## start Dataset records

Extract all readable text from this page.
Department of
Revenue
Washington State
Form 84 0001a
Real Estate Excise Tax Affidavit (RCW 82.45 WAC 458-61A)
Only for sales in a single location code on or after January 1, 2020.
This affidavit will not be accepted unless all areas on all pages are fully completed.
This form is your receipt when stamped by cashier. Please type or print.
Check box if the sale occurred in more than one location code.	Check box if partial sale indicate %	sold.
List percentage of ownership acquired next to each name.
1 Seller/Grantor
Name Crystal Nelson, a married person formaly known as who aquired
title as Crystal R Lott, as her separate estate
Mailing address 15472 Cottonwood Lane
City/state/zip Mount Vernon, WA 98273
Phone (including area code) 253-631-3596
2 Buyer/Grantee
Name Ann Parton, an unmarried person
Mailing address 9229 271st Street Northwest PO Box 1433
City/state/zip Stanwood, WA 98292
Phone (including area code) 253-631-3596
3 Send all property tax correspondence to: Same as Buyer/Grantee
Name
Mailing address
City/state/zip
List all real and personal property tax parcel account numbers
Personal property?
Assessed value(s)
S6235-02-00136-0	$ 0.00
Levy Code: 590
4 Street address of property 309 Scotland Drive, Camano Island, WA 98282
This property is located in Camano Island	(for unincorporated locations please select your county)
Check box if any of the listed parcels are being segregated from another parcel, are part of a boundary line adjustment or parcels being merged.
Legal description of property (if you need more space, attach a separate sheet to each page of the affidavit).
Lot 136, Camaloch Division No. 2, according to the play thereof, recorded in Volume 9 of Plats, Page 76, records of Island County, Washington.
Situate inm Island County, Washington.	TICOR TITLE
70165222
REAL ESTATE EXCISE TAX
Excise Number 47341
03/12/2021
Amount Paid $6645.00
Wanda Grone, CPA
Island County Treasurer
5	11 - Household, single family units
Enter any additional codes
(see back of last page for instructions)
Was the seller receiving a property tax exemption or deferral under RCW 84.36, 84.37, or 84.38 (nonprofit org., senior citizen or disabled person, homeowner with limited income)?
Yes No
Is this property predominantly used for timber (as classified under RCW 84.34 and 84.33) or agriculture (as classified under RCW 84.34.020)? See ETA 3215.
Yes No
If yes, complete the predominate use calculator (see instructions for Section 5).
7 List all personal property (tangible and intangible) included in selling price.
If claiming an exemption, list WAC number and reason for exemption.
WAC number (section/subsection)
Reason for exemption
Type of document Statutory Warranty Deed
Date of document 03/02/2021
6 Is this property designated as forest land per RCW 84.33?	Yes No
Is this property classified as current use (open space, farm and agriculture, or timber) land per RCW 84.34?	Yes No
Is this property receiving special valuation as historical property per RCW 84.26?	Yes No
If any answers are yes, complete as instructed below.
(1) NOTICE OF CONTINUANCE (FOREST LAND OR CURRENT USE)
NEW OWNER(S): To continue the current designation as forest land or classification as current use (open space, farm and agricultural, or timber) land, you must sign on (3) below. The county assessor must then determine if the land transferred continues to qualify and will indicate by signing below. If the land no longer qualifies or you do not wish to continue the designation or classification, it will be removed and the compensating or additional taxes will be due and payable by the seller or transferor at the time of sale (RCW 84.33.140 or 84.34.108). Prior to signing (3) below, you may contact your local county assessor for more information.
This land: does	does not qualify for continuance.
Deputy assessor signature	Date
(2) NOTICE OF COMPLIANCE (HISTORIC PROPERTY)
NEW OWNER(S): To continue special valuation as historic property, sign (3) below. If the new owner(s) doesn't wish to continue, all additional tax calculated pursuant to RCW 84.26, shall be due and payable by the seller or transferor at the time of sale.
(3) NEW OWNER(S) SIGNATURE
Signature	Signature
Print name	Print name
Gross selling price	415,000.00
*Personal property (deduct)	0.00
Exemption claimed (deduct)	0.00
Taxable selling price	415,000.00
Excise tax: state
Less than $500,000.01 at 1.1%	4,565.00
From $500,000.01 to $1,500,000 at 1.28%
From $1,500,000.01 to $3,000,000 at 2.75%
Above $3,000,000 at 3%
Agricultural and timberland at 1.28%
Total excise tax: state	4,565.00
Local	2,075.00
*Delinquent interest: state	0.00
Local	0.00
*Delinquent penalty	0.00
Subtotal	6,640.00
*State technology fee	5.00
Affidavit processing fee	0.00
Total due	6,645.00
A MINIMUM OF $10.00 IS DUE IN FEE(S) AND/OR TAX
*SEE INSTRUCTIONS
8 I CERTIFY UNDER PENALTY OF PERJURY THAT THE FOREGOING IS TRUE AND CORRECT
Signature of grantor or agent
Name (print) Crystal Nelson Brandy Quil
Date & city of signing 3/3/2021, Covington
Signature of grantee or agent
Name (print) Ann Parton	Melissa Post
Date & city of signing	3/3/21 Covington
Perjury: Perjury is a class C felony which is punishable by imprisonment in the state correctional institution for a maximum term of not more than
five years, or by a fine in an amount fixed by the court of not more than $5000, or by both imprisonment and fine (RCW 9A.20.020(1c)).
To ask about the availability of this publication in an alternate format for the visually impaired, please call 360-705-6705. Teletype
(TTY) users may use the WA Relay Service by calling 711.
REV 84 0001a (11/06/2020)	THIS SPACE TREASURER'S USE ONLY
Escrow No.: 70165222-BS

## end Dataset records

_Instruction:_ Restate the records, all of them, precisely as written.

_Reply to the exercise:_
Extract all readable text from this page.
Department of
Revenue
Washington State
Form 84 0001a
Real Estate Excise Tax Affidavit (RCW 82.45 WAC 458-61A)
Only for sales in a single location code on or after January 1, 2020.
This affidavit will not be accepted unless all areas on all pages are fully completed.
This form is your receipt when stamped by cashier. Please type or print.
Check box if the sale occurred in more than one location code.	Check box if partial sale indicate %	sold.
List percentage of ownership acquired next to each name.
1 Seller/Grantor
Name Crystal Nelson, a married person formaly known as who aquired
title as Crystal R Lott, as her separate estate
Mailing address 15472 Cottonwood Lane
City/state/zip Mount Vernon, WA 98273
Phone (including area code) 253-631-3596
2 Buyer/Grantee
Name Ann Parton, an unmarried person
Mailing address 9229 271st Street Northwest PO Box 1433
City/state/zip Stanwood, WA 98292
Phone (including area code) 253-631-3596
3 Send all property tax correspondence to: Same as Buyer/Grantee
Name
Mailing address
City/state/zip
List all real and personal property tax parcel account numbers
Personal property?
Assessed value(s)
S6235-02-00136-0	$ 0.00
Levy Code: 590
4 Street address of property 309 Scotland Drive, Camano Island, WA 98282
This property is located in Camano Island	(for unincorporated locations please select your county)
Check box if any of the listed parcels are being segregated from another parcel, are part of a boundary line adjustment or parcels being merged.
Legal description of property (if you need more space, attach a separate sheet to each page of the affidavit).
Lot 136, Camaloch Division No. 2, according to the play thereof, recorded in Volume 9 of Plats, Page 76, records of Island County, Washington.
Situate inm Island County, Washington.	TICOR TITLE
70165222
REAL ESTATE EXCISE TAX
Excise Number 47341
03/12/2021
Amount Paid $6645.00
Wanda Grone, CPA
Island County Treasurer
5	11 - Household, single family units
Enter any additional codes
(see back of last page for instructions)
Was the seller receiving a property tax exemption or deferral under RCW 84.36, 84.37, or 84.38 (nonprofit org., senior citizen or disabled person, homeowner with limited income)?
Yes No
Is this property predominantly used for timber (as classified under RCW 84.34 and 84.33) or agriculture (as classified under RCW 84.34.020)? See ETA 3215.
Yes No
If yes, complete the predominate use calculator (see instructions for Section 5).
7 List all personal property (tangible and intangible) included in selling price.
If claiming an exemption, list WAC number and reason for exemption.
WAC number (section/subsection)
Reason for exemption
Type of document Statutory Warranty Deed
Date of document 03/02/2021
6 Is this property designated as forest land per RCW 84.33?	Yes No
Is this property classified as current use (open space, farm and agriculture, or timber) land per RCW 84.34?	Yes No
Is this property receiving special valuation as historical property per RCW 84.26?	Yes No
If any answers are yes, complete as instructed below.
(1) NOTICE OF CONTINUANCE (FOREST LAND OR CURRENT USE)
NEW OWNER(S): To continue the current designation as forest land or classification as current use (open space, farm and agricultural, or timber) land, you must sign on (3) below. The county assessor must then determine if the land transferred continues to qualify and will indicate by signing below. If the land no longer qualifies or you do not wish to continue the designation or classification, it will be removed and the compensating or additional taxes will be due and payable by the seller or transferor at the time of sale (RCW 84.33.140 or 84.34.108). Prior to signing (3) below, you may contact your local county assessor for more information.
This land: does	does not qualify for continuance.
Deputy assessor signature	Date
(2) NOTICE OF COMPLIANCE (HISTORIC PROPERTY)
NEW OWNER(S): To continue special valuation as historic property, sign (3) below. If the new owner(s) doesn't wish to continue, all additional tax calculated pursuant to RCW 84.26, shall be due and payable by the seller or transferor at the time of sale.
(3) NEW OWNER(S) SIGNATURE
Signature	Signature
Print name	Print name
Gross selling price	415,000.00
*Personal property (deduct)	0.00
Exemption claimed (deduct)	0.00
Taxable selling price	415,000.00
Excise tax: state
Less than $500,000.01 at 1.1%	4,565.00
From $500,000.01 to $1,500,000 at 1.28%
From $1,500,000.01 to $3,000,000 at 2.75%
Above $3,000,000 at 3%
Agricultural and timberland at 1.28%
Total excise tax: state	4,565.00
Local	2,075.00
*Delinquent interest: state	0.00
Local	0.00
*Delinquent penalty	0.00
Subtotal	6,640.00
*State technology fee	5.00
Affidavit processing fee	0.00
Total due	6,645.00
A MINIMUM OF $10.00 IS DUE IN FEE(S) AND/OR TAX
*SEE INSTRUCTIONS
8 I CERTIFY UNDER PENALTY OF PERJURY THAT THE FOREGOING IS TRUE AND CORRECT
Signature of grantor or agent
Name (print) Crystal Nelson Brandy Quil
Date & city of signing 3/3/2021, Covington
Signature of grantee or agent
Name (print) Ann Parton	Melissa Post
Date & city of signing	3/3/21 Covington
Perjury: Perjury is a class C felony which is punishable by imprisonment in the state correctional institution for a maximum term of not more than
five years, or by a fine in an amount fixed by the court of not more than $5000, or by both imprisonment and fine (RCW 9A.20.020(1c)).
To ask about the availability of this publication in an alternate format for the visually impaired, please call 360-705-6705. Teletype
(TTY) users may use the WA Relay Service by calling 711.
REV 84 0001a (11/06/2020)	THIS SPACE TREASURER'S USE ONLY
Escrow No.: 70165222-BS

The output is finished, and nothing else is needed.